Repeat the material below exactly, with no pictures.

**Data excerpts:**
● ● ● ● ●
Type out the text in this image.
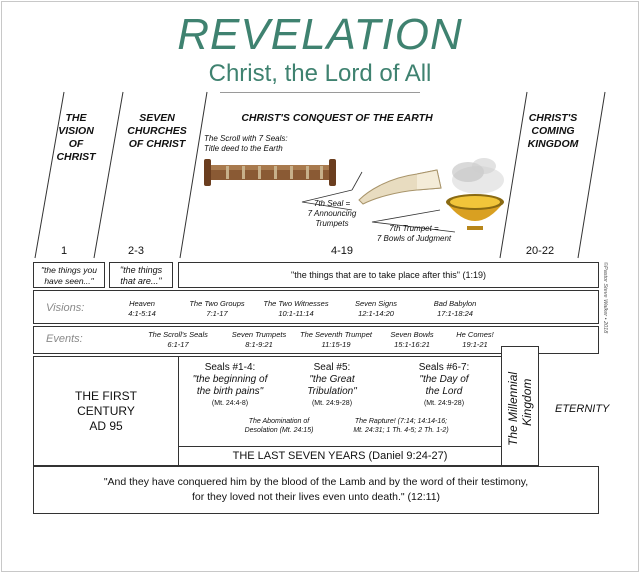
REVELATION
Christ, the Lord of All
THE
VISION
OF
CHRIST
SEVEN
CHURCHES
OF CHRIST
CHRIST'S CONQUEST OF THE EARTH	CHRIST'S
COMING
KINGDOM
The Scroll with 7 Seals:
Title deed to the Earth
7th Seal =
7 Announcing
Trumpets
7th Trumpet =
7 Bowls of Judgment
1	2-3	4-19	20-22
"the things you
have seen..."
"the things
that are..."
"the things that are to take place after this" (1:19)
Visions:
Events:
Heaven
4:1-5:14
The Two Groups
7:1-17
The Two Witnesses
10:1-11:14
Seven Signs
12:1-14:20
Bad Babylon
17:1-18:24
The Scroll's Seals
6:1-17
Seven Trumpets
8:1-9:21
The Seventh Trumpet
11:15-19
Seven Bowls
15:1-16:21
He Comes!
19:1-21
THE FIRST
CENTURY
AD 95
Seals #1-4:
"the beginning of
the birth pains"
(Mt. 24:4-8)
Seal #5:
"the Great
Tribulation"
(Mt. 24:9-28)
Seals #6-7:
"the Day of
the Lord
(Mt. 24:9-28)
The Abomination of
Desolation (Mt. 24:15)
The Rapture! (7:14; 14:14-16;
Mt. 24:31; 1 Th. 4-5; 2 Th. 1-2)
THE LAST SEVEN YEARS (Daniel 9:24-27)
The Millennial Kingdom ETERNITY
"And they have conquered him by the blood of the Lamb and by the word of their testimony,
for they loved not their lives even unto death." (12:11)
©Pastor Steve Walker • 2018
● ● ● ● ●
**Full response:**
Type out the text in this image.
REVELATION
Christ, the Lord of All
THE
VISION
OF
CHRIST
SEVEN
CHURCHES
OF CHRIST
CHRIST'S CONQUEST OF THE EARTH	CHRIST'S
COMING
KINGDOM
The Scroll with 7 Seals:
Title deed to the Earth
7th Seal =
7 Announcing
Trumpets
7th Trumpet =
7 Bowls of Judgment
1	2-3	4-19	20-22
"the things you
have seen..."
"the things
that are..."
"the things that are to take place after this" (1:19)
Visions:
Events:
Heaven
4:1-5:14
The Two Groups
7:1-17
The Two Witnesses
10:1-11:14
Seven Signs
12:1-14:20
Bad Babylon
17:1-18:24
The Scroll's Seals
6:1-17
Seven Trumpets
8:1-9:21
The Seventh Trumpet
11:15-19
Seven Bowls
15:1-16:21
He Comes!
19:1-21
THE FIRST
CENTURY
AD 95
Seals #1-4:
"the beginning of
the birth pains"
(Mt. 24:4-8)
Seal #5:
"the Great
Tribulation"
(Mt. 24:9-28)
Seals #6-7:
"the Day of
the Lord
(Mt. 24:9-28)
The Abomination of
Desolation (Mt. 24:15)
The Rapture! (7:14; 14:14-16;
Mt. 24:31; 1 Th. 4-5; 2 Th. 1-2)
THE LAST SEVEN YEARS (Daniel 9:24-27)
The Millennial Kingdom ETERNITY
"And they have conquered him by the blood of the Lamb and by the word of their testimony,
for they loved not their lives even unto death." (12:11)
©Pastor Steve Walker • 2018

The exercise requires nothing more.